_Written exercise:_
Go through the records and extract every line with the word "verpleeghuislocaties".

_Data excerpts:_
╭──
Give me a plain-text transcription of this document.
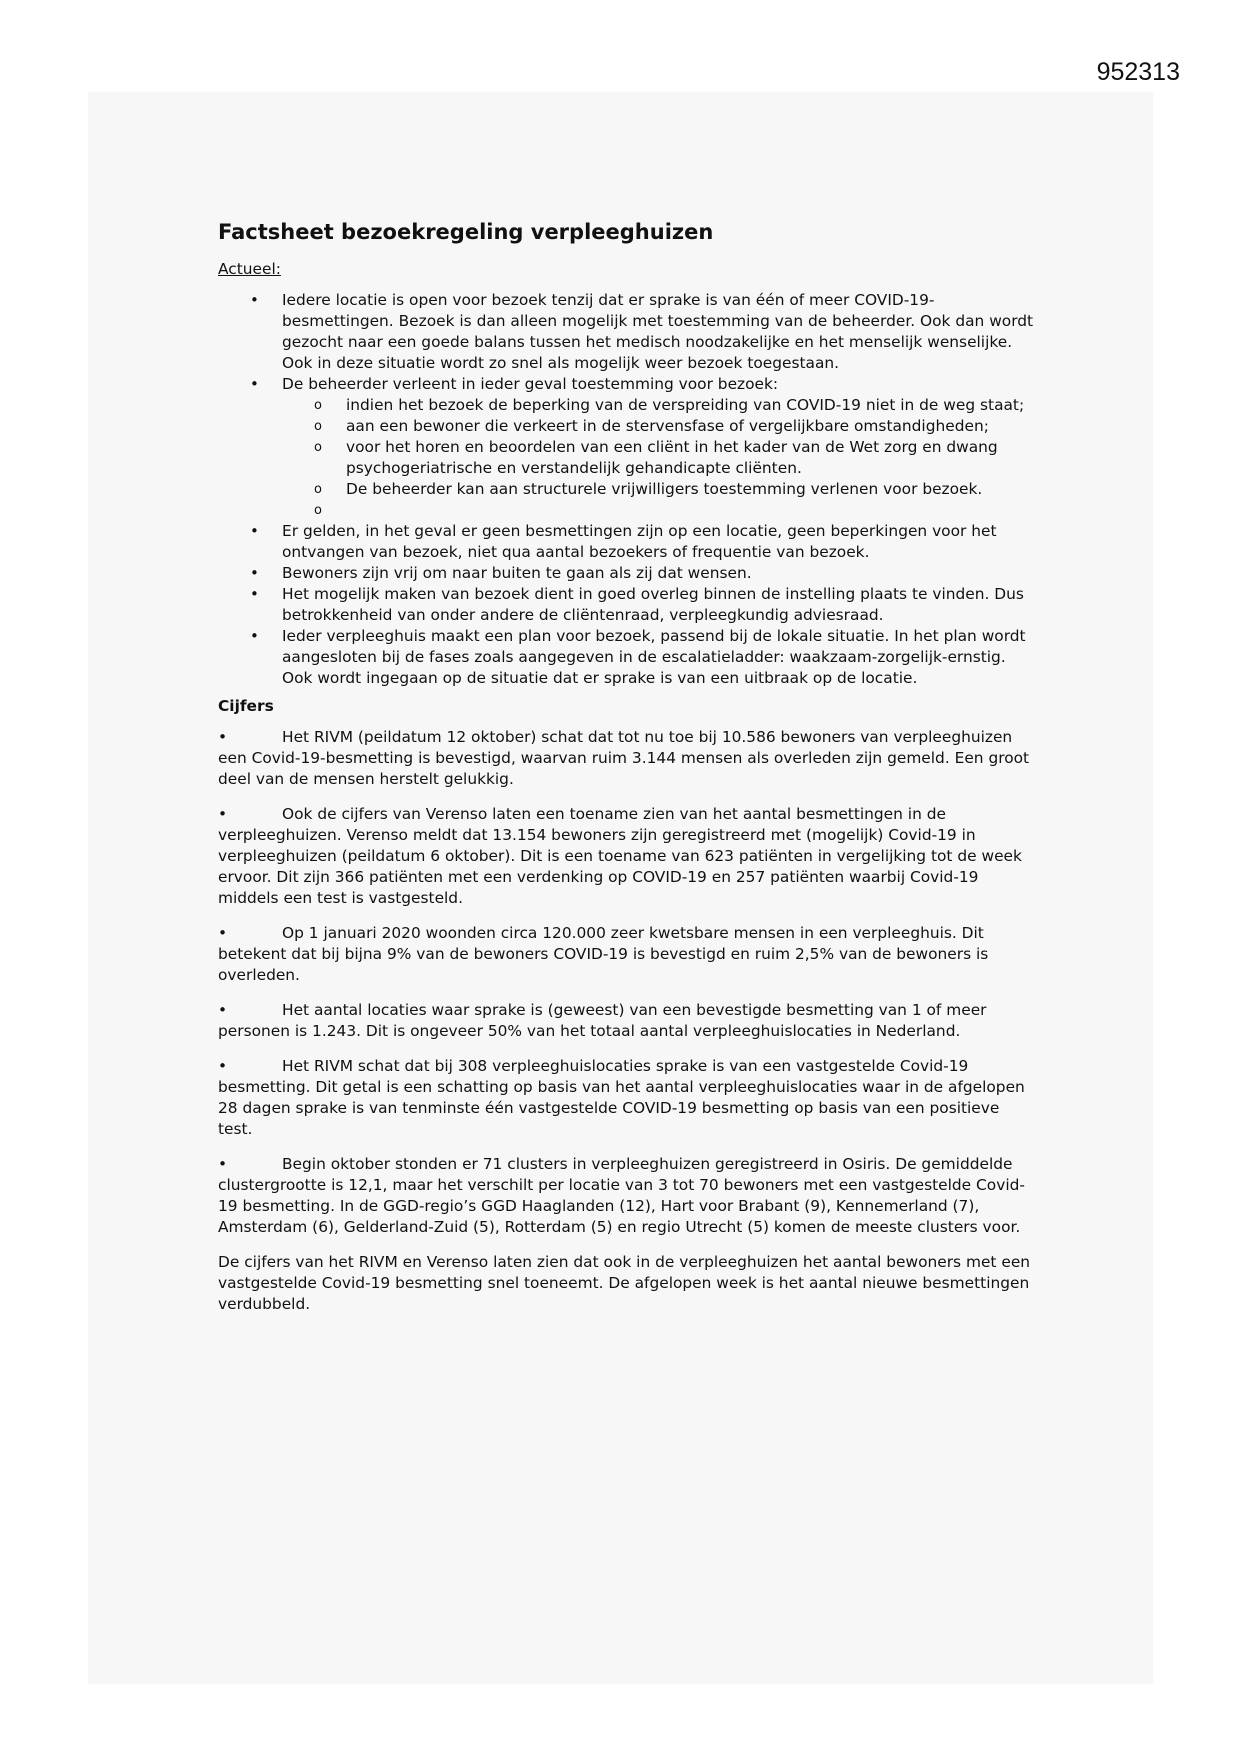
952313
Factsheet bezoekregeling verpleeghuizen
Actueel:
• Iedere locatie is open voor bezoek tenzij dat er sprake is van één of meer COVID-19-besmettingen. Bezoek is dan alleen mogelijk met toestemming van de beheerder. Ook dan wordt gezocht naar een goede balans tussen het medisch noodzakelijke en het menselijk wenselijke. Ook in deze situatie wordt zo snel als mogelijk weer bezoek toegestaan.
• De beheerder verleent in ieder geval toestemming voor bezoek:
o indien het bezoek de beperking van de verspreiding van COVID-19 niet in de weg staat;
o aan een bewoner die verkeert in de stervensfase of vergelijkbare omstandigheden;
o voor het horen en beoordelen van een cliënt in het kader van de Wet zorg en dwang psychogeriatrische en verstandelijk gehandicapte cliënten.
o De beheerder kan aan structurele vrijwilligers toestemming verlenen voor bezoek.
o
• Er gelden, in het geval er geen besmettingen zijn op een locatie, geen beperkingen voor het ontvangen van bezoek, niet qua aantal bezoekers of frequentie van bezoek.
• Bewoners zijn vrij om naar buiten te gaan als zij dat wensen.
• Het mogelijk maken van bezoek dient in goed overleg binnen de instelling plaats te vinden. Dus betrokkenheid van onder andere de cliëntenraad, verpleegkundig adviesraad.
• Ieder verpleeghuis maakt een plan voor bezoek, passend bij de lokale situatie. In het plan wordt aangesloten bij de fases zoals aangegeven in de escalatieladder: waakzaam-zorgelijk-ernstig. Ook wordt ingegaan op de situatie dat er sprake is van een uitbraak op de locatie.
Cijfers

•	Het RIVM (peildatum 12 oktober) schat dat tot nu toe bij 10.586 bewoners van verpleeghuizen een Covid-19-besmetting is bevestigd, waarvan ruim 3.144 mensen als overleden zijn gemeld. Een groot deel van de mensen herstelt gelukkig.

•	Ook de cijfers van Verenso laten een toename zien van het aantal besmettingen in de verpleeghuizen. Verenso meldt dat 13.154 bewoners zijn geregistreerd met (mogelijk) Covid-19 in verpleeghuizen (peildatum 6 oktober). Dit is een toename van 623 patiënten in vergelijking tot de week ervoor. Dit zijn 366 patiënten met een verdenking op COVID-19 en 257 patiënten waarbij Covid-19 middels een test is vastgesteld.

•	Op 1 januari 2020 woonden circa 120.000 zeer kwetsbare mensen in een verpleeghuis. Dit betekent dat bij bijna 9% van de bewoners COVID-19 is bevestigd en ruim 2,5% van de bewoners is overleden.

•	Het aantal locaties waar sprake is (geweest) van een bevestigde besmetting van 1 of meer personen is 1.243. Dit is ongeveer 50% van het totaal aantal verpleeghuislocaties in Nederland.

•	Het RIVM schat dat bij 308 verpleeghuislocaties sprake is van een vastgestelde Covid-19 besmetting. Dit getal is een schatting op basis van het aantal verpleeghuislocaties waar in de afgelopen 28 dagen sprake is van tenminste één vastgestelde COVID-19 besmetting op basis van een positieve test.

•	Begin oktober stonden er 71 clusters in verpleeghuizen geregistreerd in Osiris. De gemiddelde clustergrootte is 12,1, maar het verschilt per locatie van 3 tot 70 bewoners met een vastgestelde Covid-19 besmetting. In de GGD-regio’s GGD Haaglanden (12), Hart voor Brabant (9), Kennemerland (7), Amsterdam (6), Gelderland-Zuid (5), Rotterdam (5) en regio Utrecht (5) komen de meeste clusters voor.

De cijfers van het RIVM en Verenso laten zien dat ook in de verpleeghuizen het aantal bewoners met een vastgestelde Covid-19 besmetting snel toeneemt. De afgelopen week is het aantal nieuwe besmettingen verdubbeld.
╰──
_Finished answer:_
•	Het aantal locaties waar sprake is (geweest) van een bevestigde besmetting van 1 of meer personen is 1.243. Dit is ongeveer 50% van het totaal aantal verpleeghuislocaties in Nederland.
•	Het RIVM schat dat bij 308 verpleeghuislocaties sprake is van een vastgestelde Covid-19 besmetting. Dit getal is een schatting op basis van het aantal verpleeghuislocaties waar in de afgelopen 28 dagen sprake is van tenminste één vastgestelde COVID-19 besmetting op basis van een positieve test.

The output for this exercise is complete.